--- Start ---

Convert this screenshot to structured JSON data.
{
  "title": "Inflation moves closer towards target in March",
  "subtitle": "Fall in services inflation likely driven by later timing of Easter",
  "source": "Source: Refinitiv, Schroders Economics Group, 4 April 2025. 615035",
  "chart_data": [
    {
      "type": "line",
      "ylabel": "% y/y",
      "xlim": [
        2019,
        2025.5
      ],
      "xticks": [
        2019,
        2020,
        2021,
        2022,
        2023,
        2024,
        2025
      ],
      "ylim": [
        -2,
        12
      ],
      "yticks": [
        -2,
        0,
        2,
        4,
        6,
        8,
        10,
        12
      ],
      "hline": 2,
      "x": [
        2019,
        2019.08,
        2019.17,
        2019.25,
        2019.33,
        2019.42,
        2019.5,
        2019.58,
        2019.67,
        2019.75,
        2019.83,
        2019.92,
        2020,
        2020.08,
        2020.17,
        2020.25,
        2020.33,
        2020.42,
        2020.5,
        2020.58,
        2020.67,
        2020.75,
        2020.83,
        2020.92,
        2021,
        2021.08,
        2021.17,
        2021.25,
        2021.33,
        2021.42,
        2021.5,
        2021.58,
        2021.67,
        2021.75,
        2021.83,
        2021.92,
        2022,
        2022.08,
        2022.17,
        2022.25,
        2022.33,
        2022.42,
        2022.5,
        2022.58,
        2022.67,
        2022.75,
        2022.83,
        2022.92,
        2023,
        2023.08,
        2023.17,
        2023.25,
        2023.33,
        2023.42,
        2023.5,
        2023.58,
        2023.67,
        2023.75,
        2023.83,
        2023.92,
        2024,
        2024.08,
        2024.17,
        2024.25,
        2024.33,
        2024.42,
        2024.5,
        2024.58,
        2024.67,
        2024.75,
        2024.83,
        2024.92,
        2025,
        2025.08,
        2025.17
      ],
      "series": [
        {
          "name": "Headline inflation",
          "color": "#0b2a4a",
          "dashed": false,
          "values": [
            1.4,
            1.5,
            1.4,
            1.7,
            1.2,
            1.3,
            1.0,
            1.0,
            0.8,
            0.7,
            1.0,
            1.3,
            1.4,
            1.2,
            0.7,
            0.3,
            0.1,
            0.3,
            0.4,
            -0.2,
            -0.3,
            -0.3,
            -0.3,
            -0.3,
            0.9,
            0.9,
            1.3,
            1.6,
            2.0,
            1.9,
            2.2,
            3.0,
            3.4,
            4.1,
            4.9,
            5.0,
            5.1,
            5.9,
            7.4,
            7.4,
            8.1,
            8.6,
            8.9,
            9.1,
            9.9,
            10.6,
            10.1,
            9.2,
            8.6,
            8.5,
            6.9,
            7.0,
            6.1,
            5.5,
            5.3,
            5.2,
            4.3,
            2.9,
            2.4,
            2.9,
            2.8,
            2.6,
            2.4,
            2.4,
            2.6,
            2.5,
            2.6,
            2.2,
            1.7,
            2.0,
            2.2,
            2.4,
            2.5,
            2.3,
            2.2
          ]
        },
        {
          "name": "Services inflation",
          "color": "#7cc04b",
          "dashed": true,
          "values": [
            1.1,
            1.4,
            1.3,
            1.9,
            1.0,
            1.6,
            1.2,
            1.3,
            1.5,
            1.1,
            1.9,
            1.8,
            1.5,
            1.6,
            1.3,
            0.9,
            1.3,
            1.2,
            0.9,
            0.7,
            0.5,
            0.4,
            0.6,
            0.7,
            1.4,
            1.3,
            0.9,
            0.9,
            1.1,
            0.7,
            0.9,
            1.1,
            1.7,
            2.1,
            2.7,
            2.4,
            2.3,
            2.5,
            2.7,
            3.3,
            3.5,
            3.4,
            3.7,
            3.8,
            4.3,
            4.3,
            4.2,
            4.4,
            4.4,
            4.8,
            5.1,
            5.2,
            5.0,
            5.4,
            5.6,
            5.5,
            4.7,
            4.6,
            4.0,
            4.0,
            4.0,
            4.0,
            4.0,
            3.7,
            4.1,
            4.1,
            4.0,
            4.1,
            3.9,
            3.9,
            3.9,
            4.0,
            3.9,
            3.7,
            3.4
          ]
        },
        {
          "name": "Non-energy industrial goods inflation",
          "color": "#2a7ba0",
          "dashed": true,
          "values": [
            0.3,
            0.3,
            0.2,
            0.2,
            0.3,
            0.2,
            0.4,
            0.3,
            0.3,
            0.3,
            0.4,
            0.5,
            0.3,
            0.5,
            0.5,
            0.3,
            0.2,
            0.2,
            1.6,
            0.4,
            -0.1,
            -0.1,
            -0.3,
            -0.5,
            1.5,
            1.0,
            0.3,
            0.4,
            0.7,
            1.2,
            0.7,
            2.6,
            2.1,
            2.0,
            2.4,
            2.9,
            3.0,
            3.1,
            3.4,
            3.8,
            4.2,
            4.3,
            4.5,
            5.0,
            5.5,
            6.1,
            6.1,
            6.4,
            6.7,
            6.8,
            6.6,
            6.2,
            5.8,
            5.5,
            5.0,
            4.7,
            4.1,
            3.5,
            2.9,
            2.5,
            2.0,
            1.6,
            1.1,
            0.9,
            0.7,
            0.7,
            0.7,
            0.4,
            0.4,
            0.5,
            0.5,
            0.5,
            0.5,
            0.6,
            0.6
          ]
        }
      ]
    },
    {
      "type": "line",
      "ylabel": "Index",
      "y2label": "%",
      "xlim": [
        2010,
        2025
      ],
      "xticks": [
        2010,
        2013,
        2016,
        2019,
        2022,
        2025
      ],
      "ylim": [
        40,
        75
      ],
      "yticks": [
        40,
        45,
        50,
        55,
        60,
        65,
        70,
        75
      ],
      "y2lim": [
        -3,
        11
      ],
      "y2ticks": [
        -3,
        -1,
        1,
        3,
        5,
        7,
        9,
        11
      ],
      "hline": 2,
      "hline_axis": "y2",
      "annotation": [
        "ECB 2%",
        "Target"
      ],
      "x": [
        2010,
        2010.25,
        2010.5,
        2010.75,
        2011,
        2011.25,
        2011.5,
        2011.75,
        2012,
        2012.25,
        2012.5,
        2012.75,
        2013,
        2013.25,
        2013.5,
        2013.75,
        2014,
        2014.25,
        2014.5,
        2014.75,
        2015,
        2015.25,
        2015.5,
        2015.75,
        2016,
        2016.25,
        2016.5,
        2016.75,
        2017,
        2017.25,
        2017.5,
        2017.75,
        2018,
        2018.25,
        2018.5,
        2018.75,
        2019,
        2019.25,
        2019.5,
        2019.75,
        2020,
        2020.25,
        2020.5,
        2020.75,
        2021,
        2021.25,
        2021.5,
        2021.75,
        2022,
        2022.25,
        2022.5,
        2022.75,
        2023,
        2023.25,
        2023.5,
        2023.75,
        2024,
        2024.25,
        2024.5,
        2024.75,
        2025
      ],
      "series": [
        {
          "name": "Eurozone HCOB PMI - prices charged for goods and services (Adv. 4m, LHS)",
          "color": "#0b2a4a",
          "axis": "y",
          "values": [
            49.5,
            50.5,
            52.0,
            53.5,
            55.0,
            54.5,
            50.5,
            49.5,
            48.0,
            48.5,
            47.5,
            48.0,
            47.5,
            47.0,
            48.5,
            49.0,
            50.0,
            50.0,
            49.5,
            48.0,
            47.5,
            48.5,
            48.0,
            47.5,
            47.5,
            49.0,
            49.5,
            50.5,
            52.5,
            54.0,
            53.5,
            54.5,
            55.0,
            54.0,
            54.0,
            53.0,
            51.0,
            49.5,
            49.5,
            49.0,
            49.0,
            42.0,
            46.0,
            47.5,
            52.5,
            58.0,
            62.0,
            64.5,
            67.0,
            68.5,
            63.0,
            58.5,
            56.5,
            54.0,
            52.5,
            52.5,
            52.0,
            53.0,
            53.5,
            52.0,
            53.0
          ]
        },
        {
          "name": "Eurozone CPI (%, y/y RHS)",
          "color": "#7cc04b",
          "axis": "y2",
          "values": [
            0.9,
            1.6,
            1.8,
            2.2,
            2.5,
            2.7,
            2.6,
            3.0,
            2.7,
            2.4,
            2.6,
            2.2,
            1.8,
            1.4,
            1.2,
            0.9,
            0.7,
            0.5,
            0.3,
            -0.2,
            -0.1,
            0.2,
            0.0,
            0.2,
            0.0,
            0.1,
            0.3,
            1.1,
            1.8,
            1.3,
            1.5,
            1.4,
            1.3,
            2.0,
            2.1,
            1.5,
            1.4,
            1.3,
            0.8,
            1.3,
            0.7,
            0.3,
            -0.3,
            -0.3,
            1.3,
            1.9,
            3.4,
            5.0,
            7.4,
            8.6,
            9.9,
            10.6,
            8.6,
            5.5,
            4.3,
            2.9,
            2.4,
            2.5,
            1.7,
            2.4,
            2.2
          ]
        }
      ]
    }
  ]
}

--- End ---

Exercise task ▸ State the number of lines that contain the string "name", with no other words.

Exercise response ▸ 5